[Stored items]

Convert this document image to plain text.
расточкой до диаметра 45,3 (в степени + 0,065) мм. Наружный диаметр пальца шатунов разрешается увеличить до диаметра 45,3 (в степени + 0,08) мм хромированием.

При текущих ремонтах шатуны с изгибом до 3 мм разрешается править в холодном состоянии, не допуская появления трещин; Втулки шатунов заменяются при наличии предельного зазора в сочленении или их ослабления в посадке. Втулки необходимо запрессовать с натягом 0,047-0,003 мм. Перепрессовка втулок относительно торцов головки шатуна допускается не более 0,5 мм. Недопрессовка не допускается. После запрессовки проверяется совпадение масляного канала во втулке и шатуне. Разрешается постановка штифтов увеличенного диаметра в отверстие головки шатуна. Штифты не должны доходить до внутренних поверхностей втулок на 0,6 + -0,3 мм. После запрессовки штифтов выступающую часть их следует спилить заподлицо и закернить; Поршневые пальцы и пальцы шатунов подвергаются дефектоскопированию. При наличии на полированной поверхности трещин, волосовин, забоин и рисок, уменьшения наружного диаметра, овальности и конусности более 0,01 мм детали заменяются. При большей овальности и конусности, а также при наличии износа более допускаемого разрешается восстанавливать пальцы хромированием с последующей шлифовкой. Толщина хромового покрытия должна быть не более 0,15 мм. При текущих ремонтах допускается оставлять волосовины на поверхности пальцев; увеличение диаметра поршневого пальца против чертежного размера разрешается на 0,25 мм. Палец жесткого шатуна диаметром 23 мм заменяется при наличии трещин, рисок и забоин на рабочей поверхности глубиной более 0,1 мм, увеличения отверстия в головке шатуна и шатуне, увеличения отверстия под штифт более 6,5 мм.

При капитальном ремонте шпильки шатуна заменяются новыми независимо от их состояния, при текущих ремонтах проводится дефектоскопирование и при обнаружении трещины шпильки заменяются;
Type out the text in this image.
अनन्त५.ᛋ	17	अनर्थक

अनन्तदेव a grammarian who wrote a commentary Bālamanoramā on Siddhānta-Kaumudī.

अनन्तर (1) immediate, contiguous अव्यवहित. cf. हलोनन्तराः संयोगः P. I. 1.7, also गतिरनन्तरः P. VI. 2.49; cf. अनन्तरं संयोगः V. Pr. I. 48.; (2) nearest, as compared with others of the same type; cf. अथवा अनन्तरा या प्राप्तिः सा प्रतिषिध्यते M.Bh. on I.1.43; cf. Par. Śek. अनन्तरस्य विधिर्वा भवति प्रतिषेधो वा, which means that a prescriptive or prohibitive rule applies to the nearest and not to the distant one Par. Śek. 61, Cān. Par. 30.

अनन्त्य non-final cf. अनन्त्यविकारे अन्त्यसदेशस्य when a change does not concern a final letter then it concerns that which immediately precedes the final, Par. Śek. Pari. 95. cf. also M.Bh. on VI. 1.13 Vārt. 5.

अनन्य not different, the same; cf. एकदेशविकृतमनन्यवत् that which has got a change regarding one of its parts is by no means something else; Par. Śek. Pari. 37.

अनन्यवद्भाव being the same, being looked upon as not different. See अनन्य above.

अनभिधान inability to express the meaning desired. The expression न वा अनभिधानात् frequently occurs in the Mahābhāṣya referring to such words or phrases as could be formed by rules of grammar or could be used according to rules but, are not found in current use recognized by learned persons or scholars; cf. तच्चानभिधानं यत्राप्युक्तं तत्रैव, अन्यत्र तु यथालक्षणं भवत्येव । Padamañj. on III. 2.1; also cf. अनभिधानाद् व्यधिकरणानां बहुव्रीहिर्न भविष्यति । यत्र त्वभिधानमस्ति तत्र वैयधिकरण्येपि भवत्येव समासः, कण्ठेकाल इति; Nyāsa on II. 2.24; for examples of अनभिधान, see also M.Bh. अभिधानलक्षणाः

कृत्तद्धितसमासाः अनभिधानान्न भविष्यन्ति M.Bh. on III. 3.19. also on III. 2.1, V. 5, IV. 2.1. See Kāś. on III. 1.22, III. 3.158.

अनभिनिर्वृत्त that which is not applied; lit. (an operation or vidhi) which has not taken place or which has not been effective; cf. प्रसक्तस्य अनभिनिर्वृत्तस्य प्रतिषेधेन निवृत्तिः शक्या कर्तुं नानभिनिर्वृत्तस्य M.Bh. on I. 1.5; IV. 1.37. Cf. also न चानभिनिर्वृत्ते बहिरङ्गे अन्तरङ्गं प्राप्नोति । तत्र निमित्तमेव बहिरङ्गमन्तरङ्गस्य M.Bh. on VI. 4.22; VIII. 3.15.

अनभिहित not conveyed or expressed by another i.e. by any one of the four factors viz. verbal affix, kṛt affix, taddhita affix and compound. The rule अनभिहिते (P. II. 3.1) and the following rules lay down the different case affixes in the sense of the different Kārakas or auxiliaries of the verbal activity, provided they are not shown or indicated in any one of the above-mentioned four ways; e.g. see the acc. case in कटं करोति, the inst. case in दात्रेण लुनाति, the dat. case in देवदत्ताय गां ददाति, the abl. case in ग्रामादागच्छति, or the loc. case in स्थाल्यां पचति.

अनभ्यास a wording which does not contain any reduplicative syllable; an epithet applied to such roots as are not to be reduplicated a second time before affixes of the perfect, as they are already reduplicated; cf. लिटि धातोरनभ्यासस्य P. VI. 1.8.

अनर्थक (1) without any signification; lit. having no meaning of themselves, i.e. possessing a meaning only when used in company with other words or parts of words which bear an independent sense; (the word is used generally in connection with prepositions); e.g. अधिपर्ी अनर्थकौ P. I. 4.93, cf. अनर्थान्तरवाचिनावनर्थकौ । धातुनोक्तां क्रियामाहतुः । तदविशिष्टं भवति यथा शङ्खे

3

◆ GOAL
Search the lines above for the string "parts", then show every one that has it.

◆ RESPONSE TO THE EXERCISE
अनन्य not different, the same; cf. एकदेशविकृतमनन्यवत् that which has got a change regarding one of its parts is by no means something else; Par. Śek. Pari. 37.
अनर्थक (1) without any signification; lit. having no meaning of themselves, i.e. possessing a meaning only when used in company with other words or parts of words which bear an independent sense; (the word is used generally in connection with prepositions); e.g. अधिपर्ी अनर्थकौ P. I. 4.93, cf. अनर्थान्तरवाचिनावनर्थकौ । धातुनोक्तां क्रियामाहतुः । तदविशिष्टं भवति यथा शङ्खे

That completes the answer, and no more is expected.